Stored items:
>> start

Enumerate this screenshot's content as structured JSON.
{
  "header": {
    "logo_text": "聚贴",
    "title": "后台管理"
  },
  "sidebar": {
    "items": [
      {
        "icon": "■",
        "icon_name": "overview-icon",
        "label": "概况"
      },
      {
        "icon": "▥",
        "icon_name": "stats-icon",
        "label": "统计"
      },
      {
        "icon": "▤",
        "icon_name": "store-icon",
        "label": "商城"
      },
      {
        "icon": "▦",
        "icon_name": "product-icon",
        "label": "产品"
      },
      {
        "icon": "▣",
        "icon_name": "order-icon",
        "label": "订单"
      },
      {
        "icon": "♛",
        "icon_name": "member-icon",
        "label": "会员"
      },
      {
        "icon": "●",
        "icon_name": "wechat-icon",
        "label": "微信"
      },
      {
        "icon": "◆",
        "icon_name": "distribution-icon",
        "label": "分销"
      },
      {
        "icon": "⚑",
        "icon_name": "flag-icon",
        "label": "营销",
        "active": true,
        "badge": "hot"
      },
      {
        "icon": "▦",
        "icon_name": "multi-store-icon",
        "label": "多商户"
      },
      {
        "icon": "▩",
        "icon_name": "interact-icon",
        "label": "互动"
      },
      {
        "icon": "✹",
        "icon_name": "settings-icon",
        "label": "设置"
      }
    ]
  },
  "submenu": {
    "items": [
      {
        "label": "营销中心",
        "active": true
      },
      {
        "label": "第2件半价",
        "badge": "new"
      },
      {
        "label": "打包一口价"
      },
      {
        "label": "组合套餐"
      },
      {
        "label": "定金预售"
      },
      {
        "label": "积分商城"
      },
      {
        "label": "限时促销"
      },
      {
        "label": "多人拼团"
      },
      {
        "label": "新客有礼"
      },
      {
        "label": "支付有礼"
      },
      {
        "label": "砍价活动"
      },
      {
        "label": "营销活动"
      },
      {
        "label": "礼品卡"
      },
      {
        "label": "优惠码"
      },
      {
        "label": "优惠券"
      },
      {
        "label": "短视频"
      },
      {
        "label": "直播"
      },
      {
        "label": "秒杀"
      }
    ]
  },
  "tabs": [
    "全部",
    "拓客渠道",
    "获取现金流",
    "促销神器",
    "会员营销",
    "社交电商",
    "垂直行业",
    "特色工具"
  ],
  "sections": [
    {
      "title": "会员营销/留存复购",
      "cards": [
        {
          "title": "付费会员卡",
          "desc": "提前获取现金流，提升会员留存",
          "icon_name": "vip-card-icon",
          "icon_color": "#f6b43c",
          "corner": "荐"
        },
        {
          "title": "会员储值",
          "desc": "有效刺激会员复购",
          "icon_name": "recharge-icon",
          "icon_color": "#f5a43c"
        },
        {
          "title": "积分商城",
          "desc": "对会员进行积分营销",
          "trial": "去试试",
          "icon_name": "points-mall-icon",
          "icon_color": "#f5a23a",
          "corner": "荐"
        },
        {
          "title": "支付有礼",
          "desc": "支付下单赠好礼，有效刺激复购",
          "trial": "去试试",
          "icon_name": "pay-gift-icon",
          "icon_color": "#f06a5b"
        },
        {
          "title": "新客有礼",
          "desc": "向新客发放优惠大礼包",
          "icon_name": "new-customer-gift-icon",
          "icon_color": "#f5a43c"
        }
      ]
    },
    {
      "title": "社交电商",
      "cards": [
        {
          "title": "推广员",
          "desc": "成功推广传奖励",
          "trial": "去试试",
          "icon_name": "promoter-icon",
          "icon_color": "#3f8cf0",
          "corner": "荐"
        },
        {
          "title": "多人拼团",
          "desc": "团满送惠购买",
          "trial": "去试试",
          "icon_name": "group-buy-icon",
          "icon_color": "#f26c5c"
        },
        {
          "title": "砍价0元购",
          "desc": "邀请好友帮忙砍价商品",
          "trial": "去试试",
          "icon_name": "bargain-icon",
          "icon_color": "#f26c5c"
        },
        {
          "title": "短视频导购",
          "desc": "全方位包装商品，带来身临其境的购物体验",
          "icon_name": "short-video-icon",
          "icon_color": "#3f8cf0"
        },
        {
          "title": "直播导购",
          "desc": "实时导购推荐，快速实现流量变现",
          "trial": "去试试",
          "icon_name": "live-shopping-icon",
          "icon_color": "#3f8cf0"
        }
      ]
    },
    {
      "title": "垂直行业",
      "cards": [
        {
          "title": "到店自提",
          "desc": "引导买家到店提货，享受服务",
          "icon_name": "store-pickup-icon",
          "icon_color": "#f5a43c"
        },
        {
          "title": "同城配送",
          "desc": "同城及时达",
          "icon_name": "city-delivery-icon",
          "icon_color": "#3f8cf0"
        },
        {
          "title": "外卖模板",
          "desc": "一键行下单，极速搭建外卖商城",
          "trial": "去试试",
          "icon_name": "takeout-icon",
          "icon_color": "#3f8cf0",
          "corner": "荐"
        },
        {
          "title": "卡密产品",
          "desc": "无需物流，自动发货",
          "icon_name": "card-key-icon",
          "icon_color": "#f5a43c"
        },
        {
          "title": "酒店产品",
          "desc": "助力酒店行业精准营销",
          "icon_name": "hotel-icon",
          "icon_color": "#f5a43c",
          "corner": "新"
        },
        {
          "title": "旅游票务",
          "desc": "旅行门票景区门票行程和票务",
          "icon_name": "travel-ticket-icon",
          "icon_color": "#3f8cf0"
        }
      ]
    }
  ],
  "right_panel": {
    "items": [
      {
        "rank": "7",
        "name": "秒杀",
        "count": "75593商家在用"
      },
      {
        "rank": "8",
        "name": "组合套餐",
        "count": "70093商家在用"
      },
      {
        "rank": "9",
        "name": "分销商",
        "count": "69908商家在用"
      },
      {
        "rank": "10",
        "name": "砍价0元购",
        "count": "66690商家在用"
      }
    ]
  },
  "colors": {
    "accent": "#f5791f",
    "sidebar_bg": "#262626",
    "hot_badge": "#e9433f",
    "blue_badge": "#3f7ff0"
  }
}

>> end

Brief » Above are the records; copy all of them exactly.

Written response »
Enumerate this screenshot's content as structured JSON.
{
  "header": {
    "logo_text": "聚贴",
    "title": "后台管理"
  },
  "sidebar": {
    "items": [
      {
        "icon": "■",
        "icon_name": "overview-icon",
        "label": "概况"
      },
      {
        "icon": "▥",
        "icon_name": "stats-icon",
        "label": "统计"
      },
      {
        "icon": "▤",
        "icon_name": "store-icon",
        "label": "商城"
      },
      {
        "icon": "▦",
        "icon_name": "product-icon",
        "label": "产品"
      },
      {
        "icon": "▣",
        "icon_name": "order-icon",
        "label": "订单"
      },
      {
        "icon": "♛",
        "icon_name": "member-icon",
        "label": "会员"
      },
      {
        "icon": "●",
        "icon_name": "wechat-icon",
        "label": "微信"
      },
      {
        "icon": "◆",
        "icon_name": "distribution-icon",
        "label": "分销"
      },
      {
        "icon": "⚑",
        "icon_name": "flag-icon",
        "label": "营销",
        "active": true,
        "badge": "hot"
      },
      {
        "icon": "▦",
        "icon_name": "multi-store-icon",
        "label": "多商户"
      },
      {
        "icon": "▩",
        "icon_name": "interact-icon",
        "label": "互动"
      },
      {
        "icon": "✹",
        "icon_name": "settings-icon",
        "label": "设置"
      }
    ]
  },
  "submenu": {
    "items": [
      {
        "label": "营销中心",
        "active": true
      },
      {
        "label": "第2件半价",
        "badge": "new"
      },
      {
        "label": "打包一口价"
      },
      {
        "label": "组合套餐"
      },
      {
        "label": "定金预售"
      },
      {
        "label": "积分商城"
      },
      {
        "label": "限时促销"
      },
      {
        "label": "多人拼团"
      },
      {
        "label": "新客有礼"
      },
      {
        "label": "支付有礼"
      },
      {
        "label": "砍价活动"
      },
      {
        "label": "营销活动"
      },
      {
        "label": "礼品卡"
      },
      {
        "label": "优惠码"
      },
      {
        "label": "优惠券"
      },
      {
        "label": "短视频"
      },
      {
        "label": "直播"
      },
      {
        "label": "秒杀"
      }
    ]
  },
  "tabs": [
    "全部",
    "拓客渠道",
    "获取现金流",
    "促销神器",
    "会员营销",
    "社交电商",
    "垂直行业",
    "特色工具"
  ],
  "sections": [
    {
      "title": "会员营销/留存复购",
      "cards": [
        {
          "title": "付费会员卡",
          "desc": "提前获取现金流，提升会员留存",
          "icon_name": "vip-card-icon",
          "icon_color": "#f6b43c",
          "corner": "荐"
        },
        {
          "title": "会员储值",
          "desc": "有效刺激会员复购",
          "icon_name": "recharge-icon",
          "icon_color": "#f5a43c"
        },
        {
          "title": "积分商城",
          "desc": "对会员进行积分营销",
          "trial": "去试试",
          "icon_name": "points-mall-icon",
          "icon_color": "#f5a23a",
          "corner": "荐"
        },
        {
          "title": "支付有礼",
          "desc": "支付下单赠好礼，有效刺激复购",
          "trial": "去试试",
          "icon_name": "pay-gift-icon",
          "icon_color": "#f06a5b"
        },
        {
          "title": "新客有礼",
          "desc": "向新客发放优惠大礼包",
          "icon_name": "new-customer-gift-icon",
          "icon_color": "#f5a43c"
        }
      ]
    },
    {
      "title": "社交电商",
      "cards": [
        {
          "title": "推广员",
          "desc": "成功推广传奖励",
          "trial": "去试试",
          "icon_name": "promoter-icon",
          "icon_color": "#3f8cf0",
          "corner": "荐"
        },
        {
          "title": "多人拼团",
          "desc": "团满送惠购买",
          "trial": "去试试",
          "icon_name": "group-buy-icon",
          "icon_color": "#f26c5c"
        },
        {
          "title": "砍价0元购",
          "desc": "邀请好友帮忙砍价商品",
          "trial": "去试试",
          "icon_name": "bargain-icon",
          "icon_color": "#f26c5c"
        },
        {
          "title": "短视频导购",
          "desc": "全方位包装商品，带来身临其境的购物体验",
          "icon_name": "short-video-icon",
          "icon_color": "#3f8cf0"
        },
        {
          "title": "直播导购",
          "desc": "实时导购推荐，快速实现流量变现",
          "trial": "去试试",
          "icon_name": "live-shopping-icon",
          "icon_color": "#3f8cf0"
        }
      ]
    },
    {
      "title": "垂直行业",
      "cards": [
        {
          "title": "到店自提",
          "desc": "引导买家到店提货，享受服务",
          "icon_name": "store-pickup-icon",
          "icon_color": "#f5a43c"
        },
        {
          "title": "同城配送",
          "desc": "同城及时达",
          "icon_name": "city-delivery-icon",
          "icon_color": "#3f8cf0"
        },
        {
          "title": "外卖模板",
          "desc": "一键行下单，极速搭建外卖商城",
          "trial": "去试试",
          "icon_name": "takeout-icon",
          "icon_color": "#3f8cf0",
          "corner": "荐"
        },
        {
          "title": "卡密产品",
          "desc": "无需物流，自动发货",
          "icon_name": "card-key-icon",
          "icon_color": "#f5a43c"
        },
        {
          "title": "酒店产品",
          "desc": "助力酒店行业精准营销",
          "icon_name": "hotel-icon",
          "icon_color": "#f5a43c",
          "corner": "新"
        },
        {
          "title": "旅游票务",
          "desc": "旅行门票景区门票行程和票务",
          "icon_name": "travel-ticket-icon",
          "icon_color": "#3f8cf0"
        }
      ]
    }
  ],
  "right_panel": {
    "items": [
      {
        "rank": "7",
        "name": "秒杀",
        "count": "75593商家在用"
      },
      {
        "rank": "8",
        "name": "组合套餐",
        "count": "70093商家在用"
      },
      {
        "rank": "9",
        "name": "分销商",
        "count": "69908商家在用"
      },
      {
        "rank": "10",
        "name": "砍价0元购",
        "count": "66690商家在用"
      }
    ]
  },
  "colors": {
    "accent": "#f5791f",
    "sidebar_bg": "#262626",
    "hot_badge": "#e9433f",
    "blue_badge": "#3f7ff0"
  }
}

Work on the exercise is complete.